*Problem*. Without the pictures, reproduce the records that follow exactly.

------ Data for processing

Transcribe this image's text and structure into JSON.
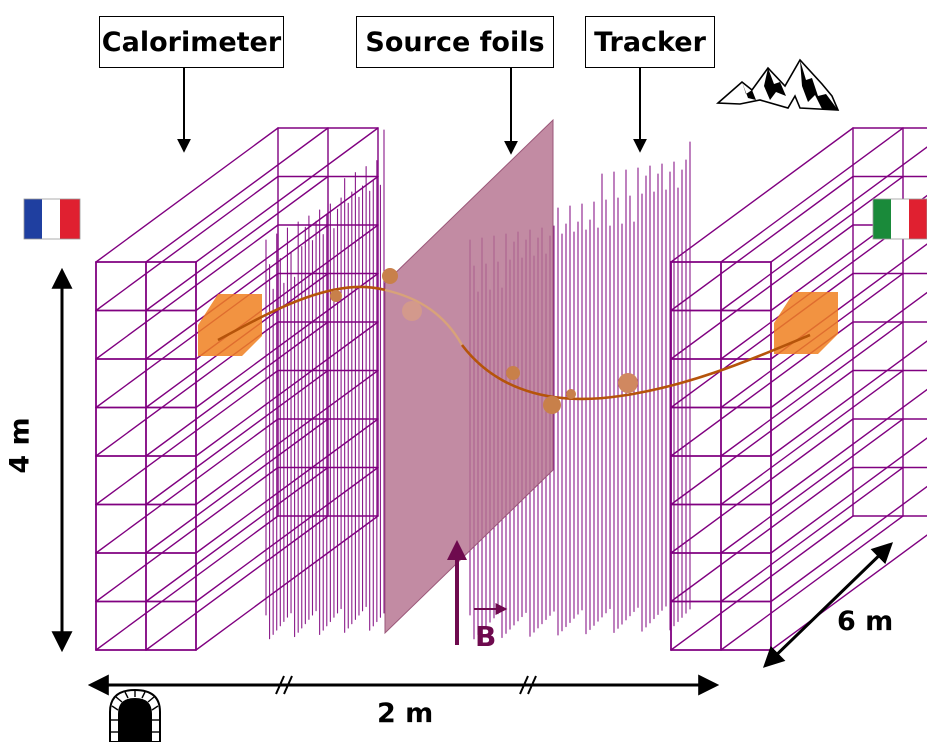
{
  "labels": {
    "calorimeter": "Calorimeter",
    "source_foils": "Source foils",
    "tracker": "Tracker",
    "magnetic_field": "B",
    "height": "4 m",
    "length": "2 m",
    "depth": "6 m"
  },
  "icons": {
    "left_flag": "france-flag-icon",
    "right_flag": "italy-flag-icon",
    "mountain": "mountain-icon",
    "tunnel": "tunnel-icon"
  },
  "colors": {
    "calorimeter_grid": "#800080",
    "tracker_wires": "#8a1a8a",
    "source_foil": "#b5728f",
    "track": "#b5540a",
    "hit_block": "#f08020",
    "field_arrow": "#6e0a4e",
    "flag_blue": "#1f3fa0",
    "flag_red": "#e02030",
    "flag_green": "#1a8a3a"
  }
}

------------

*Reply to the exercise*.
Transcribe this image's text and structure into JSON.
{
  "labels": {
    "calorimeter": "Calorimeter",
    "source_foils": "Source foils",
    "tracker": "Tracker",
    "magnetic_field": "B",
    "height": "4 m",
    "length": "2 m",
    "depth": "6 m"
  },
  "icons": {
    "left_flag": "france-flag-icon",
    "right_flag": "italy-flag-icon",
    "mountain": "mountain-icon",
    "tunnel": "tunnel-icon"
  },
  "colors": {
    "calorimeter_grid": "#800080",
    "tracker_wires": "#8a1a8a",
    "source_foil": "#b5728f",
    "track": "#b5540a",
    "hit_block": "#f08020",
    "field_arrow": "#6e0a4e",
    "flag_blue": "#1f3fa0",
    "flag_red": "#e02030",
    "flag_green": "#1a8a3a"
  }
}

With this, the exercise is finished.